--- EXERCISE OBJECTIVE ---
Collect every line in the records below that contains the word "Petrecho".

--- GIVEN RECORDS ---

►

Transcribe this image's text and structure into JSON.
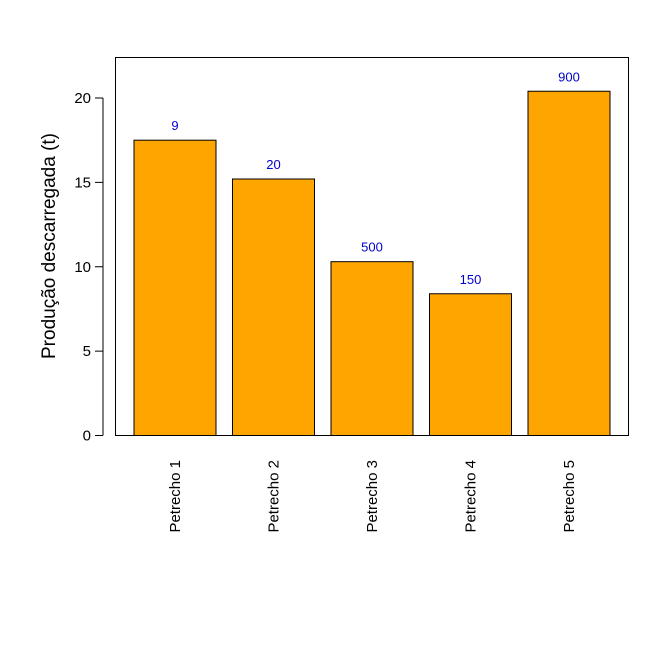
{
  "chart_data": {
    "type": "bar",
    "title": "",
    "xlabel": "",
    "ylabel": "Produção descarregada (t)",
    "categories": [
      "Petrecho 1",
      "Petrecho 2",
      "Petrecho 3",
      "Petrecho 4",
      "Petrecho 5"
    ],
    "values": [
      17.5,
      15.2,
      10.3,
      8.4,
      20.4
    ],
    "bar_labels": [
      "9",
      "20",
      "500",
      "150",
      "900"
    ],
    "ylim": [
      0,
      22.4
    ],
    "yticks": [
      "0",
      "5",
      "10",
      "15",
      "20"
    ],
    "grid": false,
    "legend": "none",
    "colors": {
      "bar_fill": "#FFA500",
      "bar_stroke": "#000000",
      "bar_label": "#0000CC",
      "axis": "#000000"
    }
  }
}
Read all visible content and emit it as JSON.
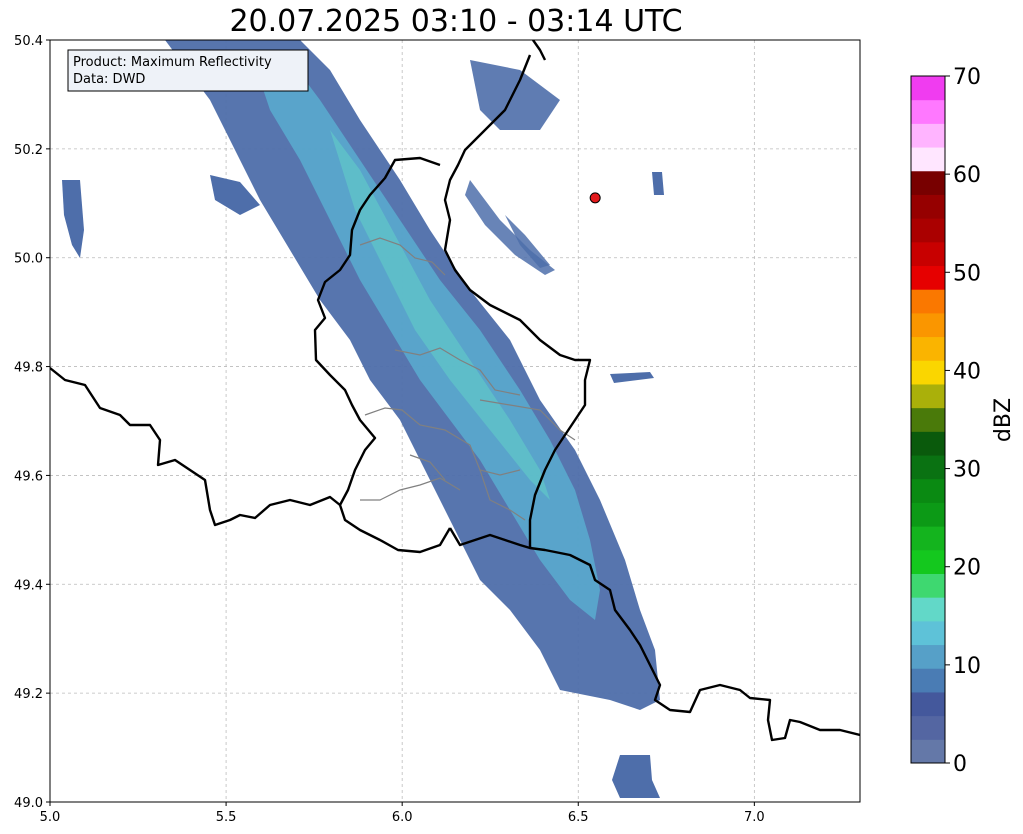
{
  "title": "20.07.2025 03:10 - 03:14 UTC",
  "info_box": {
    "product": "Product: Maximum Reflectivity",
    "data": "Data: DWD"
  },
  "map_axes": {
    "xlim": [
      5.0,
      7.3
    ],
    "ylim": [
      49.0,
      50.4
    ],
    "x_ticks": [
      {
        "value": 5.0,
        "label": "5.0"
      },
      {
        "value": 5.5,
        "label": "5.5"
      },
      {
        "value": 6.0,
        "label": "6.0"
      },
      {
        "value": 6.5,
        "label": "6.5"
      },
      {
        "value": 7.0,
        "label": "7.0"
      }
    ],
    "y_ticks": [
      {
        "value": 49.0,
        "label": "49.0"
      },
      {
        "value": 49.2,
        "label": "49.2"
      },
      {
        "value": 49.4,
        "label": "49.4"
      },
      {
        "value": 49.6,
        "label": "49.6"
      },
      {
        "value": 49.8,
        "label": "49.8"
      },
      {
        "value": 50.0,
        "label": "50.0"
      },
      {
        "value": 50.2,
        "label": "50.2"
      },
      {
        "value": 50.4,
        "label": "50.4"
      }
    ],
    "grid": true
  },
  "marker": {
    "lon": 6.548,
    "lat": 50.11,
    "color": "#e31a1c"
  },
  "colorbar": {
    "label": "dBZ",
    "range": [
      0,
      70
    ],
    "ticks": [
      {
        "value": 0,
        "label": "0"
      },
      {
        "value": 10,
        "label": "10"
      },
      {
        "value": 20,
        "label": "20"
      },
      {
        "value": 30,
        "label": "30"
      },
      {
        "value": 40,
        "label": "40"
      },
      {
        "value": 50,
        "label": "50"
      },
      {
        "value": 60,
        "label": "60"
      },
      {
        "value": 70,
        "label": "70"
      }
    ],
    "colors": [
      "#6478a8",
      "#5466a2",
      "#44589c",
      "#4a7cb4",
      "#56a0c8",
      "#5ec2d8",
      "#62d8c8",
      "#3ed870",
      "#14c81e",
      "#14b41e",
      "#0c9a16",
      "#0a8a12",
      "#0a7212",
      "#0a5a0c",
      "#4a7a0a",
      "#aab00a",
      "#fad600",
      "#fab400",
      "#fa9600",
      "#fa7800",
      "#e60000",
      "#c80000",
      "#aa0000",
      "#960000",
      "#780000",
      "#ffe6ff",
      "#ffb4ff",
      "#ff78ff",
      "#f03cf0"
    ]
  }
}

◄

--- RESULT OF THIS TASK ---
      "Petrecho 1",
      "Petrecho 2",
      "Petrecho 3",
      "Petrecho 4",
      "Petrecho 5"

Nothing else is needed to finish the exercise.